### [Text shown]

start

# Training has been paying off



## gsdlover91 (Jul 21, 2012)

Im so proud of my boy, he learns so fast, and all this training is really paying off! After working on NILIF with him (tethering him to me and walking around - making him work for everything) he is really shaping up to be a good boy! He naturally is just my 'shadow' now..and follows me everywhere, and is always watching me. He listens to "NO" and today I taught him roll over in less than an hour  He learned shake recently, and since then is ALL ABOUT giving us his paw, he loves making me proud! Anyways, he has been learning to heel, is walking much nicer on a leash, and since working with the prong and desensitizing him to the cats, he IS improving (albeit slowly) with the cats. Today, he barked at them for 5 minutes, watched them, and then fell asleep, while me, them, and him (crated) were in the room for two hours. BIG improvement!! He also knows what I DONT like him doing when it comes to the cats. He is learning so nicely, and there is hope for this situation!! Im just really proud of him, he is so intelligent, and cannot wait to see what possibilities unfold for us in the future!! :wub:


----------



## julie87 (Aug 19, 2012)

end

### [Provided material]
start

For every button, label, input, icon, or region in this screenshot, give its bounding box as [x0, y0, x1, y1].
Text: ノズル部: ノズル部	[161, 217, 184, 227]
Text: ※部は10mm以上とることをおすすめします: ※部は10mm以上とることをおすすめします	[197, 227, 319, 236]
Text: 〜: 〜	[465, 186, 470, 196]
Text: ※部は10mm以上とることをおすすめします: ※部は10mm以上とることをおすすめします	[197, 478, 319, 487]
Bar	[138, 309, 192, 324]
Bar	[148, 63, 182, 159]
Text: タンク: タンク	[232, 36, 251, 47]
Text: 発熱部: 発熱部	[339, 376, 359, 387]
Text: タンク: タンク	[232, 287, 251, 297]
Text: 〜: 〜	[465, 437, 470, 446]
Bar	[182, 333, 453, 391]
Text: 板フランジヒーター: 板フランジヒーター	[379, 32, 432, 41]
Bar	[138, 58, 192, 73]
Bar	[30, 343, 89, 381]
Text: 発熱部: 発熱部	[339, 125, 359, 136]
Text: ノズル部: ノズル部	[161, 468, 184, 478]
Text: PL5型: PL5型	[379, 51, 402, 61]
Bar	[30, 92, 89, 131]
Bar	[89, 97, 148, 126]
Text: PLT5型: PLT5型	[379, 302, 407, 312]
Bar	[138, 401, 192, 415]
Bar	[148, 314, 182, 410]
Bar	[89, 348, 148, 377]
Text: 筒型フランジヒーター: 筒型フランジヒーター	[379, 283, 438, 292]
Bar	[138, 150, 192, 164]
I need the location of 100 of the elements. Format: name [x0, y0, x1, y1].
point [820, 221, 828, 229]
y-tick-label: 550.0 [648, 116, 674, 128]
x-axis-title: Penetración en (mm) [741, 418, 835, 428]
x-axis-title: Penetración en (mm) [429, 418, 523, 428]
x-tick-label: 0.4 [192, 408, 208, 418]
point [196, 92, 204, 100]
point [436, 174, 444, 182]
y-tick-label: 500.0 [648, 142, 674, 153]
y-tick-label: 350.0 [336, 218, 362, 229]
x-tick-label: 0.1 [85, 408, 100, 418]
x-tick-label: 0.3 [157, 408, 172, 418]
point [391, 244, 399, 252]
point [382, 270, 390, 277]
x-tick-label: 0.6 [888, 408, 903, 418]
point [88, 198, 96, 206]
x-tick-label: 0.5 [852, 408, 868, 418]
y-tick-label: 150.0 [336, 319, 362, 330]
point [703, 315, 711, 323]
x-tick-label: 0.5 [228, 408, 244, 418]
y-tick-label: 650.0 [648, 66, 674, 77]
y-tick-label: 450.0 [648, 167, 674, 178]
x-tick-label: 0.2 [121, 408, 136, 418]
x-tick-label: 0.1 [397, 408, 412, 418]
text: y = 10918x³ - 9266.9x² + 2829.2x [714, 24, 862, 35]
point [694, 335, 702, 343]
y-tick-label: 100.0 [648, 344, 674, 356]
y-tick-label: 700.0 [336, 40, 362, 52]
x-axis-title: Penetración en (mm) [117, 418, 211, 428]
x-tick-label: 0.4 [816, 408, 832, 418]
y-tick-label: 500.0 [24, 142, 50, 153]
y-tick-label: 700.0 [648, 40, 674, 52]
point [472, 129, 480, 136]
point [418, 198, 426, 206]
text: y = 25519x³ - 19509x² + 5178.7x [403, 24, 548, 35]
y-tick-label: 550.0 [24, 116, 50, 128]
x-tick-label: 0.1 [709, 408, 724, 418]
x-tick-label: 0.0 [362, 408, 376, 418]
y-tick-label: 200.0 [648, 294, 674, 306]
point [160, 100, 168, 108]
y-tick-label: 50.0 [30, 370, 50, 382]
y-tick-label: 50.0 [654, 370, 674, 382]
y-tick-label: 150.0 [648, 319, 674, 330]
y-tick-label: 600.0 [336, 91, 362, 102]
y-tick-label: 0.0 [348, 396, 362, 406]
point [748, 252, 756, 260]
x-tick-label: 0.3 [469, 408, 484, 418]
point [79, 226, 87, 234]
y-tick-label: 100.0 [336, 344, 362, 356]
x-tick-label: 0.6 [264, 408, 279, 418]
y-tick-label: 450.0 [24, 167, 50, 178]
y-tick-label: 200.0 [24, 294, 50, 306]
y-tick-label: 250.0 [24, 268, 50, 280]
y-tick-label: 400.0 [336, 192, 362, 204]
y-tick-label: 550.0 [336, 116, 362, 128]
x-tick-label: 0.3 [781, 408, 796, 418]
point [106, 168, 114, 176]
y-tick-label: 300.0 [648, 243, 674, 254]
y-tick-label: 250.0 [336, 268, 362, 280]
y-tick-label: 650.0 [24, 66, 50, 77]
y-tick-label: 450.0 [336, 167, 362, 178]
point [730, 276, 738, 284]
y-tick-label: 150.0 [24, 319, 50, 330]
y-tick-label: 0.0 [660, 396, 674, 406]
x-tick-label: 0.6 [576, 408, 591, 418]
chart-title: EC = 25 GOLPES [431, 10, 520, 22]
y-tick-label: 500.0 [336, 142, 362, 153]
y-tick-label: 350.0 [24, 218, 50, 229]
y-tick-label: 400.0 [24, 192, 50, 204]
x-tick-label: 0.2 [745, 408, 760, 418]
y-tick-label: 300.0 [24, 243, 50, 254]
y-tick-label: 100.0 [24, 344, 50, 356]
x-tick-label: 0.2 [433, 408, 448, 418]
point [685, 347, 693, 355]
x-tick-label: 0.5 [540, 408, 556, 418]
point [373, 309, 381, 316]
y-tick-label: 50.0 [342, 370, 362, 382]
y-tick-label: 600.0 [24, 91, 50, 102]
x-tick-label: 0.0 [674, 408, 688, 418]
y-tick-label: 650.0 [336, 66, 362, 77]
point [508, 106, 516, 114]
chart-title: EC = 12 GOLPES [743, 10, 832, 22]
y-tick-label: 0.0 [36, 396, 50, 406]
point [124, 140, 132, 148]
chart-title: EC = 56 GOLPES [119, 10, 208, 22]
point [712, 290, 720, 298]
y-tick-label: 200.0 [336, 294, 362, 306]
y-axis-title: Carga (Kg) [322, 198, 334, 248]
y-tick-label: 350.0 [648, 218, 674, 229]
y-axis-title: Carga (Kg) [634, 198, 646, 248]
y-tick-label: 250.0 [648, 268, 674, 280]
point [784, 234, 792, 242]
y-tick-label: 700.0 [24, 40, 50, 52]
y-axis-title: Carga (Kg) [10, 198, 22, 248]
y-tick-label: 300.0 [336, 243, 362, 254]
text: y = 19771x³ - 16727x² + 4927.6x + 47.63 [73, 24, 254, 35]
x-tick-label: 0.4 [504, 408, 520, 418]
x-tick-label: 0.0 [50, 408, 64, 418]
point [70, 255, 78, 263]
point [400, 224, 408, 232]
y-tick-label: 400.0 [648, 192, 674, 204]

end

Copy out the forum thread titled "Training has been paying off" in full, word for word from its heading to its final line.

# Training has been paying off



## gsdlover91 (Jul 21, 2012)

Im so proud of my boy, he learns so fast, and all this training is really paying off! After working on NILIF with him (tethering him to me and walking around - making him work for everything) he is really shaping up to be a good boy! He naturally is just my 'shadow' now..and follows me everywhere, and is always watching me. He listens to "NO" and today I taught him roll over in less than an hour  He learned shake recently, and since then is ALL ABOUT giving us his paw, he loves making me proud! Anyways, he has been learning to heel, is walking much nicer on a leash, and since working with the prong and desensitizing him to the cats, he IS improving (albeit slowly) with the cats. Today, he barked at them for 5 minutes, watched them, and then fell asleep, while me, them, and him (crated) were in the room for two hours. BIG improvement!! He also knows what I DONT like him doing when it comes to the cats. He is learning so nicely, and there is hope for this situation!! Im just really proud of him, he is so intelligent, and cannot wait to see what possibilities unfold for us in the future!! :wub:


----------



## julie87 (Aug 19, 2012)